Records excerpted from a collection:

┌──

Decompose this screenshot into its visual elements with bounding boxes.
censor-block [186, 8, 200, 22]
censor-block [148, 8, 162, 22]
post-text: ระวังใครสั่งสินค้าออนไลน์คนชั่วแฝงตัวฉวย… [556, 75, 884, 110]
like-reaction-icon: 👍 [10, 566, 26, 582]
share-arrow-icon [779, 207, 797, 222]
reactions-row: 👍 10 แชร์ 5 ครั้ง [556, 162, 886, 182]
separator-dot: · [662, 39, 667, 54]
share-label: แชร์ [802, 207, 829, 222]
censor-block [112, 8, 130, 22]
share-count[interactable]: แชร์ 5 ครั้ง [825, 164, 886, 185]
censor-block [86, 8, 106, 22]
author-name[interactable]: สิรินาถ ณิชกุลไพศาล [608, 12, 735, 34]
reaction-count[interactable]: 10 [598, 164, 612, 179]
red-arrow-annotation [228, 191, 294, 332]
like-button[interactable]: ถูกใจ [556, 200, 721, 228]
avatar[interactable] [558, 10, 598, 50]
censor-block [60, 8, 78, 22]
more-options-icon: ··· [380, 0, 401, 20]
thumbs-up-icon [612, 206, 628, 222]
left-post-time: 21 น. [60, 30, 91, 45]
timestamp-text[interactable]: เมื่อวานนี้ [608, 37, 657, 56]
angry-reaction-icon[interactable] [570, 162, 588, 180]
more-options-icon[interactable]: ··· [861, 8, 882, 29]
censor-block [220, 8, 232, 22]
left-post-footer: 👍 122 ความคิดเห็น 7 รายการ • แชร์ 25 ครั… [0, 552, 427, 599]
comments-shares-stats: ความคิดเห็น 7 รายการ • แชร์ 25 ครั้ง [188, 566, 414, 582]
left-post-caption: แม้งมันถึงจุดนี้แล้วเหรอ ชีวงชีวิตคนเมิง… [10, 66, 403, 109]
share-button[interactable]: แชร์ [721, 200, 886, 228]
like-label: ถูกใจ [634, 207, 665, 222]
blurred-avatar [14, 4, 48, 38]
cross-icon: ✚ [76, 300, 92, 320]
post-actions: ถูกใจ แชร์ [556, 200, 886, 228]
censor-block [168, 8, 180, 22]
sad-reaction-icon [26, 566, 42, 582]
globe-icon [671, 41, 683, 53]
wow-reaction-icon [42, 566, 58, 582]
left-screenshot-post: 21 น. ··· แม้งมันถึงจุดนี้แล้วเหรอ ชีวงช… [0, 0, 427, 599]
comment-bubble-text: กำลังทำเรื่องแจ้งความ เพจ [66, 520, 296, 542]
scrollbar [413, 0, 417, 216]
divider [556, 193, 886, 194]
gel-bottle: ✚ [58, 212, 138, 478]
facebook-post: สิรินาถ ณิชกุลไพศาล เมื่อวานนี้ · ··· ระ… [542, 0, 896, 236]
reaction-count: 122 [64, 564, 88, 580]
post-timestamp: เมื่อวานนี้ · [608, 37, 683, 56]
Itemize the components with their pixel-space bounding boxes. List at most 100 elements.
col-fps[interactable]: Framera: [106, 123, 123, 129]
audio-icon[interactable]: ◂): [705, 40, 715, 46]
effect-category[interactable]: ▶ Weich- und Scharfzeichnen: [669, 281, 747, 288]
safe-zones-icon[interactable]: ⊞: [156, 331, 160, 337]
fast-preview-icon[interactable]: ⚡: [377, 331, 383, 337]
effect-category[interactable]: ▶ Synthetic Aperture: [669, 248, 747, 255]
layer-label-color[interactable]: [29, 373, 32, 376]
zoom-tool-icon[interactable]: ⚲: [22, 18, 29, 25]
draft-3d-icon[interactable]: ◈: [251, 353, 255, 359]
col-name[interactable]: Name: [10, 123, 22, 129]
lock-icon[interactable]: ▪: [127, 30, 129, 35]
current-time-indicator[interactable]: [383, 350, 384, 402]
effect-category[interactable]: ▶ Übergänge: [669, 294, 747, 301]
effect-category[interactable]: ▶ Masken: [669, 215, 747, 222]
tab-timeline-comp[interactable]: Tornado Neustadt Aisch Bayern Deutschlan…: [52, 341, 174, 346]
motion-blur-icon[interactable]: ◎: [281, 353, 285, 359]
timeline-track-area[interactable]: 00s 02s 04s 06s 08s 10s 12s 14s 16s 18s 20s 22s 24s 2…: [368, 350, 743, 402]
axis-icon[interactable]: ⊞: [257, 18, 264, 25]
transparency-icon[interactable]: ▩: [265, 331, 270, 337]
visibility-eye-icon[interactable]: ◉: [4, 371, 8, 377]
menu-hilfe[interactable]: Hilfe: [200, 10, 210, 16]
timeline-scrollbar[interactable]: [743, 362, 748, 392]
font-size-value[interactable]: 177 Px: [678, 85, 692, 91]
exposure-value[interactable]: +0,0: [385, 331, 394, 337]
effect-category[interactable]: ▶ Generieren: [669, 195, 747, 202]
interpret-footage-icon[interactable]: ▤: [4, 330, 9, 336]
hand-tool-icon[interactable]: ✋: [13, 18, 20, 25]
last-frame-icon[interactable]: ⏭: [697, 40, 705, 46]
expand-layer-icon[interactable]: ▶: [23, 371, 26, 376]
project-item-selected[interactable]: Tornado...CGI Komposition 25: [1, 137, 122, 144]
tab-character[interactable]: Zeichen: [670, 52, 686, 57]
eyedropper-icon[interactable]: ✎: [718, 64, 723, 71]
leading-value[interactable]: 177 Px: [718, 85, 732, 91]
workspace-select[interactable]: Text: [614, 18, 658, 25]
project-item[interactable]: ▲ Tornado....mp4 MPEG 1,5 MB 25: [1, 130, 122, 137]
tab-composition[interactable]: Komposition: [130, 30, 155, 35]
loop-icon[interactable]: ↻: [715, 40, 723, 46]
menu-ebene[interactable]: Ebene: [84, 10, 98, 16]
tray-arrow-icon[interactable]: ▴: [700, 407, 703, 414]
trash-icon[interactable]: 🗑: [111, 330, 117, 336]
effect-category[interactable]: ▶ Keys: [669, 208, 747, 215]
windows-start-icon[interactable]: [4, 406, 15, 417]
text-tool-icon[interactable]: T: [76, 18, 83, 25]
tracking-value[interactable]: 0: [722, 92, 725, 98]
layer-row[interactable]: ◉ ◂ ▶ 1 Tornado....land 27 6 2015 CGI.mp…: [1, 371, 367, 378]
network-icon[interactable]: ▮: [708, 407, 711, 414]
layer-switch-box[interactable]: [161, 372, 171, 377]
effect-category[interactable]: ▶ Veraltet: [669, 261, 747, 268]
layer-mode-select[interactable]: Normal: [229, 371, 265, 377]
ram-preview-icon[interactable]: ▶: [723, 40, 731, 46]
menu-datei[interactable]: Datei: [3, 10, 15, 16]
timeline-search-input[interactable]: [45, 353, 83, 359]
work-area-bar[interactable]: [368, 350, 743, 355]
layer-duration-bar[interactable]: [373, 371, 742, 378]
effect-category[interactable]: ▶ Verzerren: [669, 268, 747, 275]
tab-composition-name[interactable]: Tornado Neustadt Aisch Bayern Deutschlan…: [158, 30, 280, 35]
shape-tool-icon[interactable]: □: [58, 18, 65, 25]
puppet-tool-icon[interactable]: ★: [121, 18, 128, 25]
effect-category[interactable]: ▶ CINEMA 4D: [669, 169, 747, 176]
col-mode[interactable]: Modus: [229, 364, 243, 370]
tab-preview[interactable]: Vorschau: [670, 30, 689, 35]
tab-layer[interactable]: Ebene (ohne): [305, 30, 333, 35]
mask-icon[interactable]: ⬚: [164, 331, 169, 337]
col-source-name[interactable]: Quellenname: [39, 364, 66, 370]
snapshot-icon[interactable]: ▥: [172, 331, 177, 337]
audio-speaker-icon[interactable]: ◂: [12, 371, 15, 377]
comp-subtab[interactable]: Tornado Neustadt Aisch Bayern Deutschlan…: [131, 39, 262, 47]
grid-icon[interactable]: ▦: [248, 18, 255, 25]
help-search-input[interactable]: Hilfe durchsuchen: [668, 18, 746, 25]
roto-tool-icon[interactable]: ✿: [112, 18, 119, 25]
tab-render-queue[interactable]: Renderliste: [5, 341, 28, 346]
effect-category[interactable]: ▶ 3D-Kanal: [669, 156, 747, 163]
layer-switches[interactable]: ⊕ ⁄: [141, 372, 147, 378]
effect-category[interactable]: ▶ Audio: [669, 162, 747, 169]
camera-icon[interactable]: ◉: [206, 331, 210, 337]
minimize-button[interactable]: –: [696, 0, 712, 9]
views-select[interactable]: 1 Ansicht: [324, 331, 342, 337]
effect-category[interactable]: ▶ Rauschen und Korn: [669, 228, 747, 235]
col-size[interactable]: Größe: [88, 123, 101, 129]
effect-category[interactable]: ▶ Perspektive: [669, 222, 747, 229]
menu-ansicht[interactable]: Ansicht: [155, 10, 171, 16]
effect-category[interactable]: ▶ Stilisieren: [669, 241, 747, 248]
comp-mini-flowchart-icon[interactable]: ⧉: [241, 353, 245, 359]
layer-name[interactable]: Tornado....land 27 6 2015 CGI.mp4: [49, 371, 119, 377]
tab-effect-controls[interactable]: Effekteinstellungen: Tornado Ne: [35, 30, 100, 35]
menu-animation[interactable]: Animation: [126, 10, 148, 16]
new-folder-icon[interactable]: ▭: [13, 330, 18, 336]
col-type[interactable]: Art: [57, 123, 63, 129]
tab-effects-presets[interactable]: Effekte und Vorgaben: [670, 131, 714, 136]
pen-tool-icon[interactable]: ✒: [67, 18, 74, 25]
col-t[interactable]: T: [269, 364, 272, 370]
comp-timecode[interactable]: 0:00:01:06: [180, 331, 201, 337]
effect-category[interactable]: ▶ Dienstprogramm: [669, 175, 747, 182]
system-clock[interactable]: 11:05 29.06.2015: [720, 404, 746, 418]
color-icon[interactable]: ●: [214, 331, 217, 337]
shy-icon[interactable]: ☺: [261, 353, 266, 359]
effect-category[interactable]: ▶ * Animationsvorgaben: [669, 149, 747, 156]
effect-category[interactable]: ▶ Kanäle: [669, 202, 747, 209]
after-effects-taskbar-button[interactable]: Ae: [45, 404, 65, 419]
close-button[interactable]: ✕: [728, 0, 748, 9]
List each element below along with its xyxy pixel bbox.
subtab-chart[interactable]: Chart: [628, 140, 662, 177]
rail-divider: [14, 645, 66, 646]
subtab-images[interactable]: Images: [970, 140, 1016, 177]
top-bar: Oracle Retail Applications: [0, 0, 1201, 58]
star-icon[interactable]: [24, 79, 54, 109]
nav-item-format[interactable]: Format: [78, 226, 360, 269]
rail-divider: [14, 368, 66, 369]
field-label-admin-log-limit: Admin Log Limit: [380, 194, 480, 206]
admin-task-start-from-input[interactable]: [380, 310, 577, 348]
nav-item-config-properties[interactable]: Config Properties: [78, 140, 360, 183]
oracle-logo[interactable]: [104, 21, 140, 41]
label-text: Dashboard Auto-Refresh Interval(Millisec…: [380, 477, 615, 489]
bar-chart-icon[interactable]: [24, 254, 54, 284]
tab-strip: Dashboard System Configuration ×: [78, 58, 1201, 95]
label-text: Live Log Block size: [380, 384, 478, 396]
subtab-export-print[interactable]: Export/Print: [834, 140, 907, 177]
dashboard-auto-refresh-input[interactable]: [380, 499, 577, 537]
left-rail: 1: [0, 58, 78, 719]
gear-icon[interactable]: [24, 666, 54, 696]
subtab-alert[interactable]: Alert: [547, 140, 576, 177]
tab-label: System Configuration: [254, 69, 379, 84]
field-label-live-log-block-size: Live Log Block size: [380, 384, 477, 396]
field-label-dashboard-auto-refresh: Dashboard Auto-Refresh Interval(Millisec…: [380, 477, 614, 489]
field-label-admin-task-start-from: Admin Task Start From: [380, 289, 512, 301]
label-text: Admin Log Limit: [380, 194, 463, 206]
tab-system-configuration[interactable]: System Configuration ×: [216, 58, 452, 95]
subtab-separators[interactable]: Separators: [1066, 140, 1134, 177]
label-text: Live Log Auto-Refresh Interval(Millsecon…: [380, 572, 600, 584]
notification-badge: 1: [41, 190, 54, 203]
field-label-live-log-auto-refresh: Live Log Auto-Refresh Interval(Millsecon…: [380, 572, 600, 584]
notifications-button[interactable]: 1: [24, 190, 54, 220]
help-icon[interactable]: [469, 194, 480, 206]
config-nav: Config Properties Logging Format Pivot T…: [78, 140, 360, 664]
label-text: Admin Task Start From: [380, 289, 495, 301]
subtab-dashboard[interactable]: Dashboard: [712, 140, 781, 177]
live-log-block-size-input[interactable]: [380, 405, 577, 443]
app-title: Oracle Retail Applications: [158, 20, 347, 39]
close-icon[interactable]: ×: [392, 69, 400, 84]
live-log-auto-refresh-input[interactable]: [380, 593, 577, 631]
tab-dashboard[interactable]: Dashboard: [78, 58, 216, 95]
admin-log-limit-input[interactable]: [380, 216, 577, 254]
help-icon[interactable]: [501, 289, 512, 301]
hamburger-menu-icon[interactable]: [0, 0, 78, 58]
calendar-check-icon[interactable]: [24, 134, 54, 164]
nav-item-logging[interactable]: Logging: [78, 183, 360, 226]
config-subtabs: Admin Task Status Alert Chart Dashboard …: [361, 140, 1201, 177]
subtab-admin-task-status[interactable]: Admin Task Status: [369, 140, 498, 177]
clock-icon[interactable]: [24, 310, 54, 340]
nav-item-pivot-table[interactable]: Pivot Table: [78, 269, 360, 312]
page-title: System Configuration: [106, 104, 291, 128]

└──

Exercise description:
Transcribe the data line for line, starting with its first line and ending after the line that contains "timestamp-text[interactable]: เมื่อวานนี้ [608, 37, 657, 56]". Include both of these lines.

Result of the task:
Decompose this screenshot into its visual elements with bounding boxes.
censor-block [186, 8, 200, 22]
censor-block [148, 8, 162, 22]
post-text: ระวังใครสั่งสินค้าออนไลน์คนชั่วแฝงตัวฉวย… [556, 75, 884, 110]
like-reaction-icon: 👍 [10, 566, 26, 582]
share-arrow-icon [779, 207, 797, 222]
reactions-row: 👍 10 แชร์ 5 ครั้ง [556, 162, 886, 182]
separator-dot: · [662, 39, 667, 54]
share-label: แชร์ [802, 207, 829, 222]
censor-block [112, 8, 130, 22]
share-count[interactable]: แชร์ 5 ครั้ง [825, 164, 886, 185]
censor-block [86, 8, 106, 22]
author-name[interactable]: สิรินาถ ณิชกุลไพศาล [608, 12, 735, 34]
reaction-count[interactable]: 10 [598, 164, 612, 179]
red-arrow-annotation [228, 191, 294, 332]
like-button[interactable]: ถูกใจ [556, 200, 721, 228]
avatar[interactable] [558, 10, 598, 50]
censor-block [60, 8, 78, 22]
more-options-icon: ··· [380, 0, 401, 20]
thumbs-up-icon [612, 206, 628, 222]
left-post-time: 21 น. [60, 30, 91, 45]
timestamp-text[interactable]: เมื่อวานนี้ [608, 37, 657, 56]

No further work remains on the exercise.